- _The task_
Exclude the pictures and reproduce the remaining data exactly as written.
start Provided data
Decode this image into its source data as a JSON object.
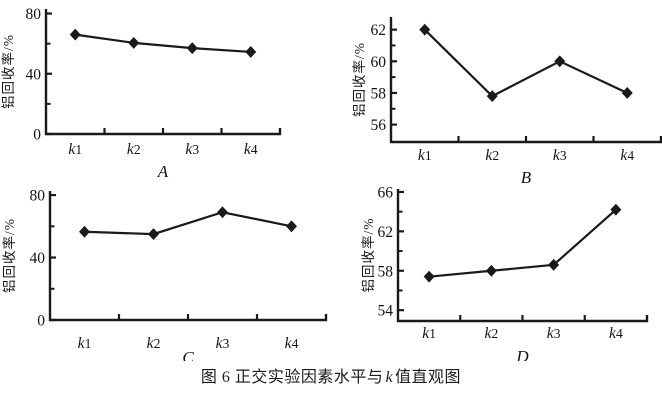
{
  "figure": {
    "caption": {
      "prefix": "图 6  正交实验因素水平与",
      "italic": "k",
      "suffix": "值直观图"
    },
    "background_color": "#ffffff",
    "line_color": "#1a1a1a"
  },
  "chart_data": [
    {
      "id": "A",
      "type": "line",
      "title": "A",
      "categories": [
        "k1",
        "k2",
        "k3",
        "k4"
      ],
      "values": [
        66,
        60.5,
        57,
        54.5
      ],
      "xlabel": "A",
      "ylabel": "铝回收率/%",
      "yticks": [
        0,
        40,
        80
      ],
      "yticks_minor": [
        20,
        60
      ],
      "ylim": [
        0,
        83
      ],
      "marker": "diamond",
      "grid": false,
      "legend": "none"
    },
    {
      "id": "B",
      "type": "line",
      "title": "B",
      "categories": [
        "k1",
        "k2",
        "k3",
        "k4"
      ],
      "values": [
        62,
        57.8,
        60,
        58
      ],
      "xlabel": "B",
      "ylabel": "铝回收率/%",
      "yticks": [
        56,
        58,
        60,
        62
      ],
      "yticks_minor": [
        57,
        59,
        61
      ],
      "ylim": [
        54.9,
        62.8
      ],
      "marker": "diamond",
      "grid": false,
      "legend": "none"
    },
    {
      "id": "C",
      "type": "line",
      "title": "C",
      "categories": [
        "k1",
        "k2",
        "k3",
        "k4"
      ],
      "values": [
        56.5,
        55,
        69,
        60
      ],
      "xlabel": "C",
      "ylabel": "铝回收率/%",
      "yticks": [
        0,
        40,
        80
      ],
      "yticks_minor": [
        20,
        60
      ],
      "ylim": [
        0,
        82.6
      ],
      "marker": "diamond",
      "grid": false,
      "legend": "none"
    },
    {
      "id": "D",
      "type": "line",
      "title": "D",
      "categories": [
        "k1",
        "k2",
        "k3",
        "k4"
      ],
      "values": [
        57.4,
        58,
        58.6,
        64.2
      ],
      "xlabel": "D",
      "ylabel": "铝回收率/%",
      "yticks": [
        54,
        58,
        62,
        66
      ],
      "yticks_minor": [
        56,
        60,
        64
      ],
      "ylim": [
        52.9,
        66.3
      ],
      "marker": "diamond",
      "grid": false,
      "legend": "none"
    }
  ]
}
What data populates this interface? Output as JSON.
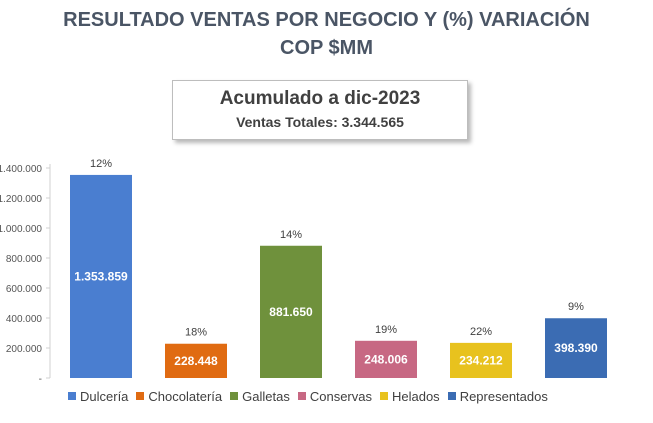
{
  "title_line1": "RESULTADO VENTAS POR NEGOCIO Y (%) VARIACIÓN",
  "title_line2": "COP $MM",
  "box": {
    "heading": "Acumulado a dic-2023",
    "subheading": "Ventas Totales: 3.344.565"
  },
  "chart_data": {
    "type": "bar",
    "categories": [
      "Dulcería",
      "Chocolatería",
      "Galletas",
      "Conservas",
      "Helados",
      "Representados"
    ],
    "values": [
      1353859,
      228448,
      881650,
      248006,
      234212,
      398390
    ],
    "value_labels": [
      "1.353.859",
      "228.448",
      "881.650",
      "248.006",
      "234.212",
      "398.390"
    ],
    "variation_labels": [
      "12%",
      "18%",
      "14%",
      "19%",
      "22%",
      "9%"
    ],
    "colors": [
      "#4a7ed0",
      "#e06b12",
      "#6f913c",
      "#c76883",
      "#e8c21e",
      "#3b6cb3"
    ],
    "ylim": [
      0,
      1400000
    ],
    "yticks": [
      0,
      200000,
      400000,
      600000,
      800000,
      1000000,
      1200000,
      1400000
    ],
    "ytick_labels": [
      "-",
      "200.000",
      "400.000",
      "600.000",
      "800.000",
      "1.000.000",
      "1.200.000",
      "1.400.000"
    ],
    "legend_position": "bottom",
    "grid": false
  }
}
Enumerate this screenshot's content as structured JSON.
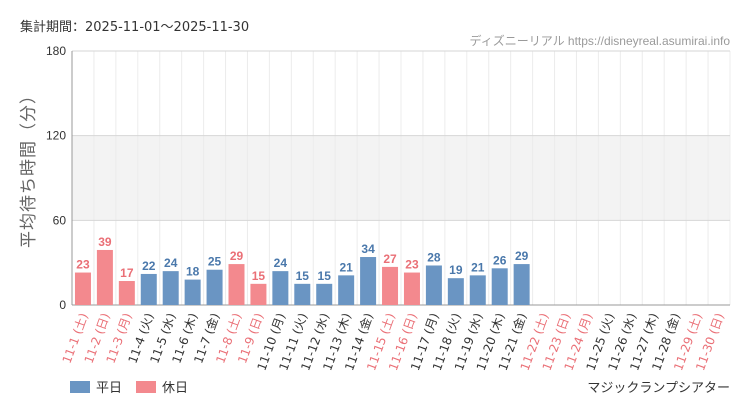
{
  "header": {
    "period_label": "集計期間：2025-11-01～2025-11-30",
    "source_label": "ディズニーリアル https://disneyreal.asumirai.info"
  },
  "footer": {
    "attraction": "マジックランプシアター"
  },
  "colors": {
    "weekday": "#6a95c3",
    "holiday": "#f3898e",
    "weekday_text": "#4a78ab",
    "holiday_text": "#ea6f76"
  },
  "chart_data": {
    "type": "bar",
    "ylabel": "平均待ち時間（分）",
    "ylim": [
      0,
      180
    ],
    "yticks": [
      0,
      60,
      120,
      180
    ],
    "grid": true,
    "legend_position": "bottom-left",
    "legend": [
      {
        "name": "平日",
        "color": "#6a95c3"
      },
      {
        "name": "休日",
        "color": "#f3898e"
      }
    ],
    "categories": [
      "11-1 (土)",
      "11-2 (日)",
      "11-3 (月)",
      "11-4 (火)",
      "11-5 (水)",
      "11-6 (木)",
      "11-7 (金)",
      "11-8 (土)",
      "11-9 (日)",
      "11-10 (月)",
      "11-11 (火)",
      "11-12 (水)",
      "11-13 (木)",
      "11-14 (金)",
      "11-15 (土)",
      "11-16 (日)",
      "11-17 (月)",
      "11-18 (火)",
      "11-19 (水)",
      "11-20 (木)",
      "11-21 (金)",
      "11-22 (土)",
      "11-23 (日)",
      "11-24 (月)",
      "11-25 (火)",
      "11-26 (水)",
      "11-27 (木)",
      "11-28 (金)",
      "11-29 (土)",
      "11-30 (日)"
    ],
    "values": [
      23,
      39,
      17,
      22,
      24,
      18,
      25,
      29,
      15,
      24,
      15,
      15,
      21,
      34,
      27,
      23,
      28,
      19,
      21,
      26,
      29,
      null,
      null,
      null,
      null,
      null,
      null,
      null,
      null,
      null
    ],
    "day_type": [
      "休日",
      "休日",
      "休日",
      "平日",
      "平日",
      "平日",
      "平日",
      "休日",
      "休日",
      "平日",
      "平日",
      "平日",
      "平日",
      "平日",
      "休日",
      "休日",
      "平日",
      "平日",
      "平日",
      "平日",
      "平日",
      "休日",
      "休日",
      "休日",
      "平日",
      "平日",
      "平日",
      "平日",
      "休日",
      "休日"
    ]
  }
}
end Provided data
- _Output of the task_
Decode this image into its source data as a JSON object.
{
  "figure": {
    "caption": {
      "prefix": "图 6  正交实验因素水平与",
      "italic": "k",
      "suffix": "值直观图"
    },
    "background_color": "#ffffff",
    "line_color": "#1a1a1a"
  },
  "chart_data": [
    {
      "id": "A",
      "type": "line",
      "title": "A",
      "categories": [
        "k1",
        "k2",
        "k3",
        "k4"
      ],
      "values": [
        66,
        60.5,
        57,
        54.5
      ],
      "xlabel": "A",
      "ylabel": "铝回收率/%",
      "yticks": [
        0,
        40,
        80
      ],
      "yticks_minor": [
        20,
        60
      ],
      "ylim": [
        0,
        83
      ],
      "marker": "diamond",
      "grid": false,
      "legend": "none"
    },
    {
      "id": "B",
      "type": "line",
      "title": "B",
      "categories": [
        "k1",
        "k2",
        "k3",
        "k4"
      ],
      "values": [
        62,
        57.8,
        60,
        58
      ],
      "xlabel": "B",
      "ylabel": "铝回收率/%",
      "yticks": [
        56,
        58,
        60,
        62
      ],
      "yticks_minor": [
        57,
        59,
        61
      ],
      "ylim": [
        54.9,
        62.8
      ],
      "marker": "diamond",
      "grid": false,
      "legend": "none"
    },
    {
      "id": "C",
      "type": "line",
      "title": "C",
      "categories": [
        "k1",
        "k2",
        "k3",
        "k4"
      ],
      "values": [
        56.5,
        55,
        69,
        60
      ],
      "xlabel": "C",
      "ylabel": "铝回收率/%",
      "yticks": [
        0,
        40,
        80
      ],
      "yticks_minor": [
        20,
        60
      ],
      "ylim": [
        0,
        82.6
      ],
      "marker": "diamond",
      "grid": false,
      "legend": "none"
    },
    {
      "id": "D",
      "type": "line",
      "title": "D",
      "categories": [
        "k1",
        "k2",
        "k3",
        "k4"
      ],
      "values": [
        57.4,
        58,
        58.6,
        64.2
      ],
      "xlabel": "D",
      "ylabel": "铝回收率/%",
      "yticks": [
        54,
        58,
        62,
        66
      ],
      "yticks_minor": [
        56,
        60,
        64
      ],
      "ylim": [
        52.9,
        66.3
      ],
      "marker": "diamond",
      "grid": false,
      "legend": "none"
    }
  ]
}
What data populates this interface? Output as JSON.
{
  "title_line1": "RESULTADO VENTAS POR NEGOCIO Y (%) VARIACIÓN",
  "title_line2": "COP $MM",
  "box": {
    "heading": "Acumulado a dic-2023",
    "subheading": "Ventas Totales: 3.344.565"
  },
  "chart_data": {
    "type": "bar",
    "categories": [
      "Dulcería",
      "Chocolatería",
      "Galletas",
      "Conservas",
      "Helados",
      "Representados"
    ],
    "values": [
      1353859,
      228448,
      881650,
      248006,
      234212,
      398390
    ],
    "value_labels": [
      "1.353.859",
      "228.448",
      "881.650",
      "248.006",
      "234.212",
      "398.390"
    ],
    "variation_labels": [
      "12%",
      "18%",
      "14%",
      "19%",
      "22%",
      "9%"
    ],
    "colors": [
      "#4a7ed0",
      "#e06b12",
      "#6f913c",
      "#c76883",
      "#e8c21e",
      "#3b6cb3"
    ],
    "ylim": [
      0,
      1400000
    ],
    "yticks": [
      0,
      200000,
      400000,
      600000,
      800000,
      1000000,
      1200000,
      1400000
    ],
    "ytick_labels": [
      "-",
      "200.000",
      "400.000",
      "600.000",
      "800.000",
      "1.000.000",
      "1.200.000",
      "1.400.000"
    ],
    "legend_position": "bottom",
    "grid": false
  }
}
Enumerate this screenshot's content as structured JSON.
{
  "header": {
    "period_label": "集計期間：2025-11-01～2025-11-30",
    "source_label": "ディズニーリアル https://disneyreal.asumirai.info"
  },
  "footer": {
    "attraction": "マジックランプシアター"
  },
  "colors": {
    "weekday": "#6a95c3",
    "holiday": "#f3898e",
    "weekday_text": "#4a78ab",
    "holiday_text": "#ea6f76"
  },
  "chart_data": {
    "type": "bar",
    "ylabel": "平均待ち時間（分）",
    "ylim": [
      0,
      180
    ],
    "yticks": [
      0,
      60,
      120,
      180
    ],
    "grid": true,
    "legend_position": "bottom-left",
    "legend": [
      {
        "name": "平日",
        "color": "#6a95c3"
      },
      {
        "name": "休日",
        "color": "#f3898e"
      }
    ],
    "categories": [
      "11-1 (土)",
      "11-2 (日)",
      "11-3 (月)",
      "11-4 (火)",
      "11-5 (水)",
      "11-6 (木)",
      "11-7 (金)",
      "11-8 (土)",
      "11-9 (日)",
      "11-10 (月)",
      "11-11 (火)",
      "11-12 (水)",
      "11-13 (木)",
      "11-14 (金)",
      "11-15 (土)",
      "11-16 (日)",
      "11-17 (月)",
      "11-18 (火)",
      "11-19 (水)",
      "11-20 (木)",
      "11-21 (金)",
      "11-22 (土)",
      "11-23 (日)",
      "11-24 (月)",
      "11-25 (火)",
      "11-26 (水)",
      "11-27 (木)",
      "11-28 (金)",
      "11-29 (土)",
      "11-30 (日)"
    ],
    "values": [
      23,
      39,
      17,
      22,
      24,
      18,
      25,
      29,
      15,
      24,
      15,
      15,
      21,
      34,
      27,
      23,
      28,
      19,
      21,
      26,
      29,
      null,
      null,
      null,
      null,
      null,
      null,
      null,
      null,
      null
    ],
    "day_type": [
      "休日",
      "休日",
      "休日",
      "平日",
      "平日",
      "平日",
      "平日",
      "休日",
      "休日",
      "平日",
      "平日",
      "平日",
      "平日",
      "平日",
      "休日",
      "休日",
      "平日",
      "平日",
      "平日",
      "平日",
      "平日",
      "休日",
      "休日",
      "休日",
      "平日",
      "平日",
      "平日",
      "平日",
      "休日",
      "休日"
    ]
  }
}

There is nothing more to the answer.